* **TASK GOAL**
In the listing below, pick out lines with "sind".

* **RECORDS FOR THIS EXERCISE**

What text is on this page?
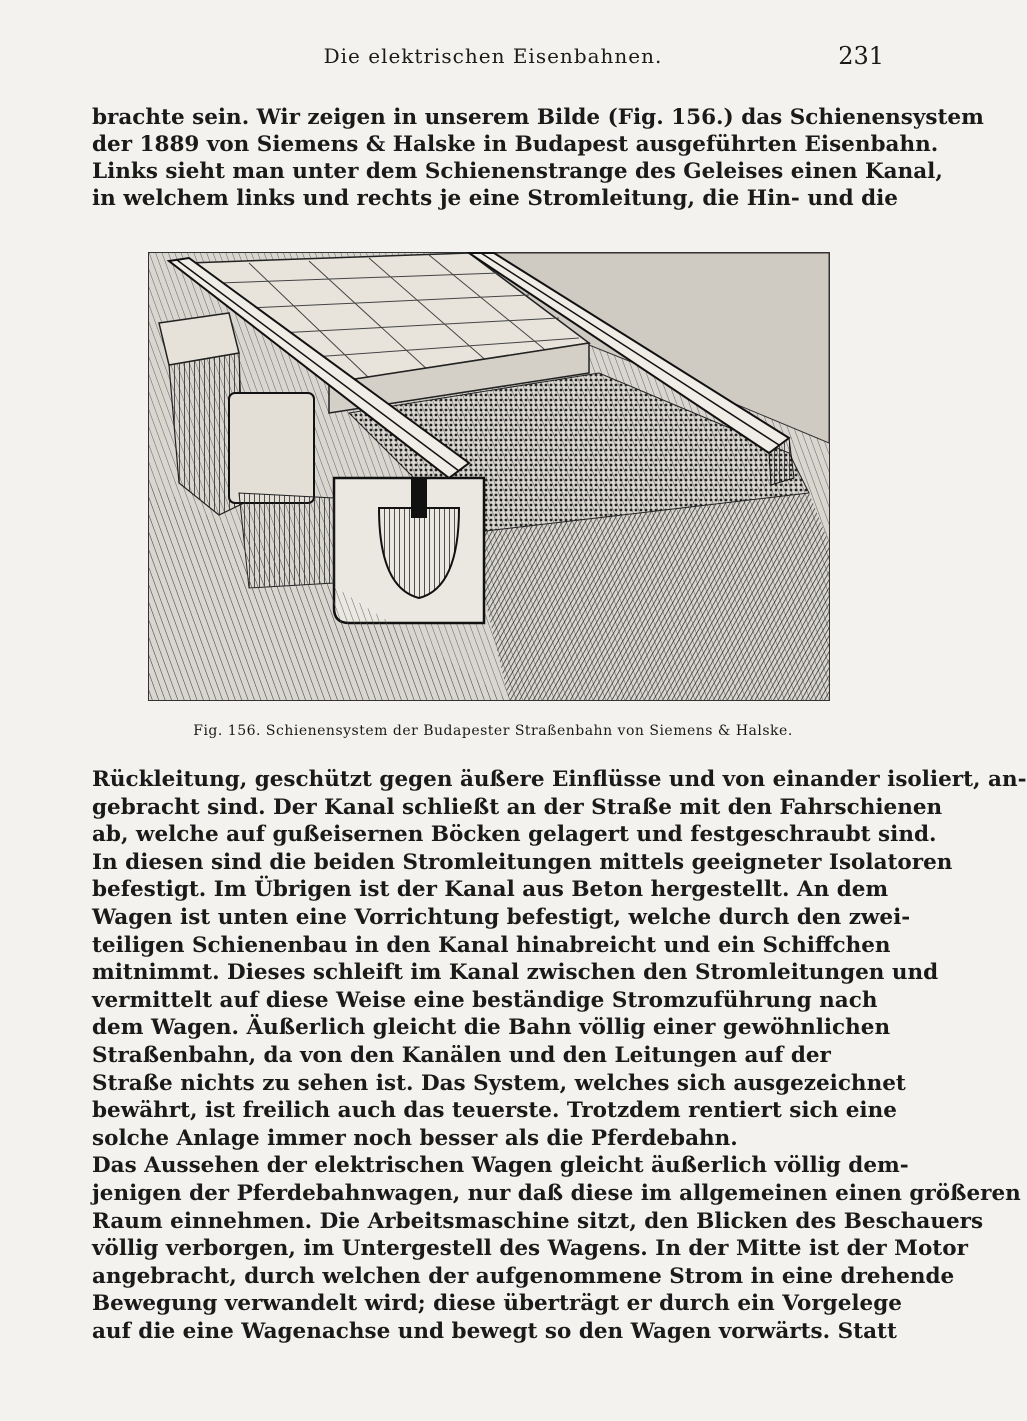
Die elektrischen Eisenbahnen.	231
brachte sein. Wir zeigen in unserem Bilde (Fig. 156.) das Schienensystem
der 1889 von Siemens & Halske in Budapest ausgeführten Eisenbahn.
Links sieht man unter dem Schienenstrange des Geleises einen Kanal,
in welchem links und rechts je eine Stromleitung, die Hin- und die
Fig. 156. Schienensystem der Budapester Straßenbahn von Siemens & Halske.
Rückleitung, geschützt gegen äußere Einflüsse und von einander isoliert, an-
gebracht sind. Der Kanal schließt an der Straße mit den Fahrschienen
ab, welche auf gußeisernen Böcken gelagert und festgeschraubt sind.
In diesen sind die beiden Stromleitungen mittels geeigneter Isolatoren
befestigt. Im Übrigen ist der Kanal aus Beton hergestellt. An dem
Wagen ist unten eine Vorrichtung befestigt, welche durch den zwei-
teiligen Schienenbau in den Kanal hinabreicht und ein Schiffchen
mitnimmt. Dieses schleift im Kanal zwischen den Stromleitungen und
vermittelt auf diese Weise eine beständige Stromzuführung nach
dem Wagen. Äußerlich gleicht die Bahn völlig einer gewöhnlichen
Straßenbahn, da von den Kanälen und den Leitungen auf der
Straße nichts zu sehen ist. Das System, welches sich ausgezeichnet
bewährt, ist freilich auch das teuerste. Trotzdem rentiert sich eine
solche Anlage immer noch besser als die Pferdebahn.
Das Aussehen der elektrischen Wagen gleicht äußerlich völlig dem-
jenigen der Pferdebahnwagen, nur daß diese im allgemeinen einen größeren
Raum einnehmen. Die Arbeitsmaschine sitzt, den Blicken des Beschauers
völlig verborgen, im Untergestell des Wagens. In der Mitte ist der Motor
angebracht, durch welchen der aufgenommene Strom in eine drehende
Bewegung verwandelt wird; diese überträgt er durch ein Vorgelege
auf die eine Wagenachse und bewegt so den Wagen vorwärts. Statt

* **RESPONSE TO THIS EXERCISE**
gebracht sind. Der Kanal schließt an der Straße mit den Fahrschienen
ab, welche auf gußeisernen Böcken gelagert und festgeschraubt sind.
In diesen sind die beiden Stromleitungen mittels geeigneter Isolatoren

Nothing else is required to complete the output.